** Start Material shown **

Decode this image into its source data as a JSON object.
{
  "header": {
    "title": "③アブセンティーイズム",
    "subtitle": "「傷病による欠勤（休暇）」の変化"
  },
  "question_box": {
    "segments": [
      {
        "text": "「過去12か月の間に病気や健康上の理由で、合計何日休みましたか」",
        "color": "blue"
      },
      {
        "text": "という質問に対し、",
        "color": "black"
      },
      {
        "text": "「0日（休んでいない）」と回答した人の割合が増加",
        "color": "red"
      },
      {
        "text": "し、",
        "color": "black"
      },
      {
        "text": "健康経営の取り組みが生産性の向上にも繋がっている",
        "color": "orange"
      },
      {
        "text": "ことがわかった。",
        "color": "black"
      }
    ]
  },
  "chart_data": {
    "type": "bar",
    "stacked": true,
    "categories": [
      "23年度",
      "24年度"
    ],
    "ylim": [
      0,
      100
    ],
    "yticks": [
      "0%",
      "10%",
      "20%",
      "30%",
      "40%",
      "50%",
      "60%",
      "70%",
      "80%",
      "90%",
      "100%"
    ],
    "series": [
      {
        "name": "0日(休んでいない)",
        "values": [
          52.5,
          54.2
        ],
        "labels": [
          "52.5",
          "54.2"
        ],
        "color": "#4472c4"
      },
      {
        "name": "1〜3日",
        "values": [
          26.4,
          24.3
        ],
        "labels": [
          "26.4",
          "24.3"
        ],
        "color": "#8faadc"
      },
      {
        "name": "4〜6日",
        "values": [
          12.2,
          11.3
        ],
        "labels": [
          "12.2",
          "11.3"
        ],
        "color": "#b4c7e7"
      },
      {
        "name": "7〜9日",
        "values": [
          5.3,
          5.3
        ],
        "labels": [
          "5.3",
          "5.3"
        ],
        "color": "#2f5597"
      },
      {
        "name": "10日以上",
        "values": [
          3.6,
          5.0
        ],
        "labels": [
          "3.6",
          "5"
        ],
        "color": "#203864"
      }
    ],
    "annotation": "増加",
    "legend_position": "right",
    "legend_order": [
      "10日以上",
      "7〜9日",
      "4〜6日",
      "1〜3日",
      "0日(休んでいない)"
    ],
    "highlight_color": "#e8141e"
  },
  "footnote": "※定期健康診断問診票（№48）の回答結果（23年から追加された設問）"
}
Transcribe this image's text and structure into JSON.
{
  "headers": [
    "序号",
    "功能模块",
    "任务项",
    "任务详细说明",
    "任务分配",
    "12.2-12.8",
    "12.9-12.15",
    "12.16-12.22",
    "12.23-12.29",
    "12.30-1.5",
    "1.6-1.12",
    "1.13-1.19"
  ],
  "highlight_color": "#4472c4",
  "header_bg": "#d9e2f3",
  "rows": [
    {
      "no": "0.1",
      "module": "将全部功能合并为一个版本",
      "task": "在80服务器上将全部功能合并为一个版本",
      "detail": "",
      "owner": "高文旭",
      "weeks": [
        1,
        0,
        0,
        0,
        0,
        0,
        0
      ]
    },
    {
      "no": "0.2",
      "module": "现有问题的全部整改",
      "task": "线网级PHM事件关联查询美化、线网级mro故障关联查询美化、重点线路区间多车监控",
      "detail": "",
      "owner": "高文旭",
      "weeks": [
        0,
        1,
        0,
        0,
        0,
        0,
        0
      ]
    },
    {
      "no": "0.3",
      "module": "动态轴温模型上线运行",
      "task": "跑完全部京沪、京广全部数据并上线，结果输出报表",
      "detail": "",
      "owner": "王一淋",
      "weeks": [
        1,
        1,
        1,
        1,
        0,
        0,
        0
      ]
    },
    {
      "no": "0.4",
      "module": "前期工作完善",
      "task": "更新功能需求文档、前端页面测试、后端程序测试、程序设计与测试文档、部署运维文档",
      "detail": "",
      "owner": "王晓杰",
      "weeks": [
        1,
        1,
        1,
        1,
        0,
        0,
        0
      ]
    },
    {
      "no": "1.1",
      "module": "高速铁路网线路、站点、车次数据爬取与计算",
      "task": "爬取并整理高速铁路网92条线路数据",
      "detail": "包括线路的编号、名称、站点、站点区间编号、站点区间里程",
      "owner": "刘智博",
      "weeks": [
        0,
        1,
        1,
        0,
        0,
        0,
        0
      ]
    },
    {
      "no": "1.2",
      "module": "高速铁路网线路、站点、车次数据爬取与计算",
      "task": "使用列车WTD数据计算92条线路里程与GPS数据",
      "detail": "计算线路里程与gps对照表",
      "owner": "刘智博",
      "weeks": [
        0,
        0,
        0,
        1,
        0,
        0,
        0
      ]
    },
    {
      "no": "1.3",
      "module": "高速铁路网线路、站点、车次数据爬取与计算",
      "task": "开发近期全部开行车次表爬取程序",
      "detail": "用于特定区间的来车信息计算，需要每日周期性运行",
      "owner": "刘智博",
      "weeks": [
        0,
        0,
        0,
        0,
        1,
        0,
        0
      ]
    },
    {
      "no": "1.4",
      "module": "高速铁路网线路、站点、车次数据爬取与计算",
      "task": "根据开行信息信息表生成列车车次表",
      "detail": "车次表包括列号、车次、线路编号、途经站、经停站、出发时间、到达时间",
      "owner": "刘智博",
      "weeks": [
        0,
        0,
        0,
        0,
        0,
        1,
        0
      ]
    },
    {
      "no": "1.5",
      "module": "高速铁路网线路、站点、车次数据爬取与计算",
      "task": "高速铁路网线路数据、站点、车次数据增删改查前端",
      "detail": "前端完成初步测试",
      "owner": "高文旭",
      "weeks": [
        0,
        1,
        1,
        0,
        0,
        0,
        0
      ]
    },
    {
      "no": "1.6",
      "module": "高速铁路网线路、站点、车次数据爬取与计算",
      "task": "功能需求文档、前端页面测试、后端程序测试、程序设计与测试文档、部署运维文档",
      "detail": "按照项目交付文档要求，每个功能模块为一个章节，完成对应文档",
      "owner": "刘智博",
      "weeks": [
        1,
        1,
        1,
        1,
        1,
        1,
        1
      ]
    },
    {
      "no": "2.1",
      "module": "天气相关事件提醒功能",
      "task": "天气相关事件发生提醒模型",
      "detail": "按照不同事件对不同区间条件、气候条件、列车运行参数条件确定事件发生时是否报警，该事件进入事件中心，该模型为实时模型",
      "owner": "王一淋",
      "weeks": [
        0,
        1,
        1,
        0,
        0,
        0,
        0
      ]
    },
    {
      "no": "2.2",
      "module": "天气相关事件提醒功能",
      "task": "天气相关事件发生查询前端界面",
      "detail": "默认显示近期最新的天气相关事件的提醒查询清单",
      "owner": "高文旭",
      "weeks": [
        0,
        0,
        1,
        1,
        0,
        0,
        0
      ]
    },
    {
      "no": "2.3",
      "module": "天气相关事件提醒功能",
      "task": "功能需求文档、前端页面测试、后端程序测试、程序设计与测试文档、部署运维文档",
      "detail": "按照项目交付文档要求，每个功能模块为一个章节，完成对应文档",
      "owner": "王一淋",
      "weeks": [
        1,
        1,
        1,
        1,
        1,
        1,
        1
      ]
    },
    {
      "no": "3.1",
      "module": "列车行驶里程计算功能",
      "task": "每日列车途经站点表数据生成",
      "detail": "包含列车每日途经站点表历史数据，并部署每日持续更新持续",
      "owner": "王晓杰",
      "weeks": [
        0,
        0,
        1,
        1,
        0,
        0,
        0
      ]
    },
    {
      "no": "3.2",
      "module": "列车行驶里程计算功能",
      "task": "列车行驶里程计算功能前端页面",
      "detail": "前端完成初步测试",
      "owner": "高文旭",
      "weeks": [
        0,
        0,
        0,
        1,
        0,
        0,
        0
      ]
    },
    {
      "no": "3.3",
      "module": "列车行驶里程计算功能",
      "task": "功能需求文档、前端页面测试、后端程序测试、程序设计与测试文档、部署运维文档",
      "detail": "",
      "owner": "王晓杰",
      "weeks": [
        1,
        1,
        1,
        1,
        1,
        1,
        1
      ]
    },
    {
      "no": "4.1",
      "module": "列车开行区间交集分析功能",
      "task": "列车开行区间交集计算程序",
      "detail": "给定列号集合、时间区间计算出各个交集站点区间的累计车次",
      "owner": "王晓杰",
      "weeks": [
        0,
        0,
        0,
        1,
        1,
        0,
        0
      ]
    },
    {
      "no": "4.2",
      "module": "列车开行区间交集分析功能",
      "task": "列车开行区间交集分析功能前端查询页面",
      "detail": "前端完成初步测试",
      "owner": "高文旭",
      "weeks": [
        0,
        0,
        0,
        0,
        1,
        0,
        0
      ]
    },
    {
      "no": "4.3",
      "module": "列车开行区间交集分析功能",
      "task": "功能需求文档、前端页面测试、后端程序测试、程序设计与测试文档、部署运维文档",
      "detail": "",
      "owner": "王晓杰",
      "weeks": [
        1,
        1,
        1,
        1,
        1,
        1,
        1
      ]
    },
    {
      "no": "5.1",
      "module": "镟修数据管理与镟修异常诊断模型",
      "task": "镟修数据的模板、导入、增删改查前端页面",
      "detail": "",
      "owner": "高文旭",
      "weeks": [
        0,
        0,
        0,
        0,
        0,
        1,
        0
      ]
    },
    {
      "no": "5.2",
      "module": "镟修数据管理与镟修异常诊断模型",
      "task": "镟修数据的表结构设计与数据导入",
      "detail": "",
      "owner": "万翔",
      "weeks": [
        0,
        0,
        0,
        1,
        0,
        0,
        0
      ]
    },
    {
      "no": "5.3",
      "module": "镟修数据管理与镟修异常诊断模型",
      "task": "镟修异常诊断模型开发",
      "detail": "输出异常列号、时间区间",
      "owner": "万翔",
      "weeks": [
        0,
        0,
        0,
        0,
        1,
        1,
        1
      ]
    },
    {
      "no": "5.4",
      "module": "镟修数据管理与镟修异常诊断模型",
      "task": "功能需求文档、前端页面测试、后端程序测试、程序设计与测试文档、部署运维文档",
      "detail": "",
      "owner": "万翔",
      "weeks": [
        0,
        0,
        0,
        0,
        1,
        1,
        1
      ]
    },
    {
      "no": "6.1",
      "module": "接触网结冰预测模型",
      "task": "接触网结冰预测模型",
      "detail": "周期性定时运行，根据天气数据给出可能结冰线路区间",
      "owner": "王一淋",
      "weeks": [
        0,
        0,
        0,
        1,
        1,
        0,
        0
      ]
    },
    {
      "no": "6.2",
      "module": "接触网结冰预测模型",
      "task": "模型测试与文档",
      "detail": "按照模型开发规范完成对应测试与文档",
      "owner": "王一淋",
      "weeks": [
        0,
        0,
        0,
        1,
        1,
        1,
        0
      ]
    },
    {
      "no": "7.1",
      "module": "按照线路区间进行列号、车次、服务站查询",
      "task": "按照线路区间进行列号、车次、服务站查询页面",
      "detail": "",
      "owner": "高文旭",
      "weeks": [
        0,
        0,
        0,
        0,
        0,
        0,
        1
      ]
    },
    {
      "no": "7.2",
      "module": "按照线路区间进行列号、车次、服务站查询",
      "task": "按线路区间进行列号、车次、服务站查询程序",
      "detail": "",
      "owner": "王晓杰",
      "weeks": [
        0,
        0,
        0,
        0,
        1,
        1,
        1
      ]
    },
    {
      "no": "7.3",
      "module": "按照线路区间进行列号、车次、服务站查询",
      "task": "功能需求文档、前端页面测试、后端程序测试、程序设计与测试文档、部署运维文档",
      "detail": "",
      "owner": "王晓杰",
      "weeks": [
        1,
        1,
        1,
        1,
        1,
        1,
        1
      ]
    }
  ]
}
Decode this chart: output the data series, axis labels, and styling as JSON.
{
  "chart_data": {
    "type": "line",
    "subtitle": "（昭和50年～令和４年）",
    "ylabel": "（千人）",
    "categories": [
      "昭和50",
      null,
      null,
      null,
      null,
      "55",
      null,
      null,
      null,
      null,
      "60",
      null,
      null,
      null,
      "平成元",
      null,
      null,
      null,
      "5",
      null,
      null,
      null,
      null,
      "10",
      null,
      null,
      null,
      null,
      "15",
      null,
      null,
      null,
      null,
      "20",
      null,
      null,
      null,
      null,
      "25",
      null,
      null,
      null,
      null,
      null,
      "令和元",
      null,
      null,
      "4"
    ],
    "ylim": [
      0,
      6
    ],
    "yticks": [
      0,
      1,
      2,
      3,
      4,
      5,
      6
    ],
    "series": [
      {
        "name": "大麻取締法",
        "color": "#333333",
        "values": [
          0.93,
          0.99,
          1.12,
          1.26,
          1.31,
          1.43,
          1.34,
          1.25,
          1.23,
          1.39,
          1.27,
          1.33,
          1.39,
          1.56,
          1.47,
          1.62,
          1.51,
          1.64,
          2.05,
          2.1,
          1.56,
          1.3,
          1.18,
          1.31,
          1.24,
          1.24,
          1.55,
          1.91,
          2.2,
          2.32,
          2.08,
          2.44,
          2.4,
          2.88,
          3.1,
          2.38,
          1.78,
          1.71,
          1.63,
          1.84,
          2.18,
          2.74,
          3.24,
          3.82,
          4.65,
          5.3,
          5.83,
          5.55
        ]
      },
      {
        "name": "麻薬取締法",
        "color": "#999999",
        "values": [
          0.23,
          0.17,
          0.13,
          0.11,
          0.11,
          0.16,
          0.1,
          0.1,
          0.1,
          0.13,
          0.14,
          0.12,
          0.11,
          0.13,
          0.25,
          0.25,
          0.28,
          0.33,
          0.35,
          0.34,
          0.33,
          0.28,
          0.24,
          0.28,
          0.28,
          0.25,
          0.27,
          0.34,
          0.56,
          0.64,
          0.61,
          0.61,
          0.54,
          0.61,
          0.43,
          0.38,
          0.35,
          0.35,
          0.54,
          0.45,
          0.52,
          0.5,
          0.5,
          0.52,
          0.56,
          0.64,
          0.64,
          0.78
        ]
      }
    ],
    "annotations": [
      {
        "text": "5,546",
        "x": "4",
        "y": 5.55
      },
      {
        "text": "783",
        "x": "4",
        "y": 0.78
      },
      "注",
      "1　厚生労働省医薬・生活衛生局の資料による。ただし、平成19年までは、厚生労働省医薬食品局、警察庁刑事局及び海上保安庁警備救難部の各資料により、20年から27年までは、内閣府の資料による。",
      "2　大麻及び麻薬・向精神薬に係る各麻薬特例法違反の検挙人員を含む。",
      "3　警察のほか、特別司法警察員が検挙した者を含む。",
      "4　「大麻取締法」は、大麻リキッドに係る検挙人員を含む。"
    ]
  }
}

** End Material shown **

● **Exercise aim**
Gather and return every line that holds the string "Decode".

● **Exercise answer**
Decode this image into its source data as a JSON object.
Decode this chart: output the data series, axis labels, and styling as JSON.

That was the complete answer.